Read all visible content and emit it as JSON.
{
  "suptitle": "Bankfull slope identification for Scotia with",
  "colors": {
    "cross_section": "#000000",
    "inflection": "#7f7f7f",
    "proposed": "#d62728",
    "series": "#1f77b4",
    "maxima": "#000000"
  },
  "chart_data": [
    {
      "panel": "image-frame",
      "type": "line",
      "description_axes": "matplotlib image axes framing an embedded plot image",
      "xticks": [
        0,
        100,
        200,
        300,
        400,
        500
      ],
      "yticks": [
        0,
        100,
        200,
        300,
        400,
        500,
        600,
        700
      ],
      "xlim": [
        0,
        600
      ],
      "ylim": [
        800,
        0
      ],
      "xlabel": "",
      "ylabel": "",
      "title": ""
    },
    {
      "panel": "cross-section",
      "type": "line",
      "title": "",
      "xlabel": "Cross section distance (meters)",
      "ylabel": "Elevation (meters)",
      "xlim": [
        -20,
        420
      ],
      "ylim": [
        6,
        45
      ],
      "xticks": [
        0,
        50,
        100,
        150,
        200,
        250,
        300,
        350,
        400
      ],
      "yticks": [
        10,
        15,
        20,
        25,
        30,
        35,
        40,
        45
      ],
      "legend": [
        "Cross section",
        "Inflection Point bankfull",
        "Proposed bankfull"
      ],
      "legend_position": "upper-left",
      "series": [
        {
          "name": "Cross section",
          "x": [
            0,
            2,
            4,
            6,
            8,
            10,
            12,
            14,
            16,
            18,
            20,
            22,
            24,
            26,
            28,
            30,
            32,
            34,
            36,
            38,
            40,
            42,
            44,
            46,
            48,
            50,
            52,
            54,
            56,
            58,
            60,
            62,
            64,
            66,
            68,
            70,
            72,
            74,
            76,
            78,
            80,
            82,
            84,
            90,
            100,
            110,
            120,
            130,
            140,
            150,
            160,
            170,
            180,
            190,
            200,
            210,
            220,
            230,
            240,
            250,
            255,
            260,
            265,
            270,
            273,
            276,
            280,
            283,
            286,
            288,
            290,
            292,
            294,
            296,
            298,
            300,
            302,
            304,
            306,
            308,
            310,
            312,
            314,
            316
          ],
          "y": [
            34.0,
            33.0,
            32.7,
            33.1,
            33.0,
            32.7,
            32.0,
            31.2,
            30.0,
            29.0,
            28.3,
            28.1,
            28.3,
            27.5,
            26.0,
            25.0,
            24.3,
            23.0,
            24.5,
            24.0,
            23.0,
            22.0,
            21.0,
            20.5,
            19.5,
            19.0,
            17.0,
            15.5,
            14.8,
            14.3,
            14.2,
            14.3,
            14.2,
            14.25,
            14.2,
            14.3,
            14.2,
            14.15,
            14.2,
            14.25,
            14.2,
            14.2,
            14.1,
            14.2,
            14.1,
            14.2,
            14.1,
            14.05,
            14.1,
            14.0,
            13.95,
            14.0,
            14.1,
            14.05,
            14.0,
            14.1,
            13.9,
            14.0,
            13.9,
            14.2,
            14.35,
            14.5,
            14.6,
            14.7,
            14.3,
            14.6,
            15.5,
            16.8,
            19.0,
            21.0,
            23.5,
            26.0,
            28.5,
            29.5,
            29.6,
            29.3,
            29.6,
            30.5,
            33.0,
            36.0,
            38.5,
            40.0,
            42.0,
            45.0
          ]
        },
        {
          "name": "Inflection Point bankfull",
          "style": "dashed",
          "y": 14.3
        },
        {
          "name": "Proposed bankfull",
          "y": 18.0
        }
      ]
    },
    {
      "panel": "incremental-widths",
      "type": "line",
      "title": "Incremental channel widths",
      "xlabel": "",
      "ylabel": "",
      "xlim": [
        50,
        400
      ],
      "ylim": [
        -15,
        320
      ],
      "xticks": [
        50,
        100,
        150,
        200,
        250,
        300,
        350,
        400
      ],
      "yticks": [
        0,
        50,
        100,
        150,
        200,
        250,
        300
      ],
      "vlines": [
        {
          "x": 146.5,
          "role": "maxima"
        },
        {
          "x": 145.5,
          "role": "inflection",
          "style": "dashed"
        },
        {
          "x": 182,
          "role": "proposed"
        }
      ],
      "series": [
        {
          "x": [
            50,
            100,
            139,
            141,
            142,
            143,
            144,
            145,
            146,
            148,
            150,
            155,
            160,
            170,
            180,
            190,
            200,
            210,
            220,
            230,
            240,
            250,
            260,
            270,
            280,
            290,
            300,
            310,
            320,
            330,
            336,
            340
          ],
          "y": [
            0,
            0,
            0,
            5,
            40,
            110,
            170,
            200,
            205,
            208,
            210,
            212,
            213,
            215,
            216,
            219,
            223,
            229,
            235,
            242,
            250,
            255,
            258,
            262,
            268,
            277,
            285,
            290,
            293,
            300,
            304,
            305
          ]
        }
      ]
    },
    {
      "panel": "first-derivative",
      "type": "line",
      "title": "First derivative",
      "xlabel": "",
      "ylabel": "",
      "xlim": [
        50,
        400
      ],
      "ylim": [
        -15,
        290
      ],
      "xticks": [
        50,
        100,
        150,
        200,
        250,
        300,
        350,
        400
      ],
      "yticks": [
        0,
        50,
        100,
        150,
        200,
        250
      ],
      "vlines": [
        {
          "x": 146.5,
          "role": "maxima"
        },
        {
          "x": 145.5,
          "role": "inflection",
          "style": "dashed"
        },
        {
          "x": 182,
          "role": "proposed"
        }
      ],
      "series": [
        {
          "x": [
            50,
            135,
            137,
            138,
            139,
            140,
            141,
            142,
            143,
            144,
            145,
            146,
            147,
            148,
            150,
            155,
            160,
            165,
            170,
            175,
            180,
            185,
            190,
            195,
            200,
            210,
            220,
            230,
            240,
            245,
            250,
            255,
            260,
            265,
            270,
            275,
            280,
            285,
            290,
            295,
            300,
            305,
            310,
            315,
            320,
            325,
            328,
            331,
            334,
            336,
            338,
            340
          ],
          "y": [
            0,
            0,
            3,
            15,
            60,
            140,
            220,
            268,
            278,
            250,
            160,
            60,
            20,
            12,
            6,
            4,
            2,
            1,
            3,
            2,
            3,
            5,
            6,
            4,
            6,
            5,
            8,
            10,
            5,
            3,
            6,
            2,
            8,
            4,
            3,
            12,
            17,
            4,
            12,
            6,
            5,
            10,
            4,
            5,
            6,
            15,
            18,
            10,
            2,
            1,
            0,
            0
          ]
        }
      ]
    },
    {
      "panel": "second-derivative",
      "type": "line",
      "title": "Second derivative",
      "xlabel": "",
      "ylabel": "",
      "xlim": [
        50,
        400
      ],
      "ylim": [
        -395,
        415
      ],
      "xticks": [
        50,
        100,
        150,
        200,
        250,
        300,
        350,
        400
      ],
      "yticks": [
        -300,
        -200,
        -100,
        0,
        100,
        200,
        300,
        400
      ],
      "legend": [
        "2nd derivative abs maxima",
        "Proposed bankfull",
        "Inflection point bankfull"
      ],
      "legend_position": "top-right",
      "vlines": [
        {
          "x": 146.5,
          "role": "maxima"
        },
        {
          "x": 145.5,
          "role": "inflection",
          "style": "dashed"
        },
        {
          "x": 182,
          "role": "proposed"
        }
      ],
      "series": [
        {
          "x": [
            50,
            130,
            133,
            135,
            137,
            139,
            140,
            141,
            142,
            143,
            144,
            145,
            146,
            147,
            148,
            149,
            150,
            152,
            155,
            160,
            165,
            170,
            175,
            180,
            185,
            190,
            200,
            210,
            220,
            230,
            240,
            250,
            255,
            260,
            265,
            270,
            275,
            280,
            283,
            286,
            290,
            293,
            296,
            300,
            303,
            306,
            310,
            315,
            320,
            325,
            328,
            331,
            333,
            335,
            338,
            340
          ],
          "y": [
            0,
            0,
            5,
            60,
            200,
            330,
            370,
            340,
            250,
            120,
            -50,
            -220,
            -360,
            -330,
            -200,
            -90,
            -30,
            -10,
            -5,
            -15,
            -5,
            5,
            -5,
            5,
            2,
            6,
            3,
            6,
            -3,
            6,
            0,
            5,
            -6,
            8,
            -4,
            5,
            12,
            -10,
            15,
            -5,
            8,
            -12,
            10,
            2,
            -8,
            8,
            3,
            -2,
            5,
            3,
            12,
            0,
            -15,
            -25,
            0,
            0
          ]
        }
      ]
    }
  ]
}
━━━━
Using the material above, copy every line in which the string "image" occurs.

*Result:*
      "panel": "image-frame",
      "description_axes": "matplotlib image axes framing an embedded plot image",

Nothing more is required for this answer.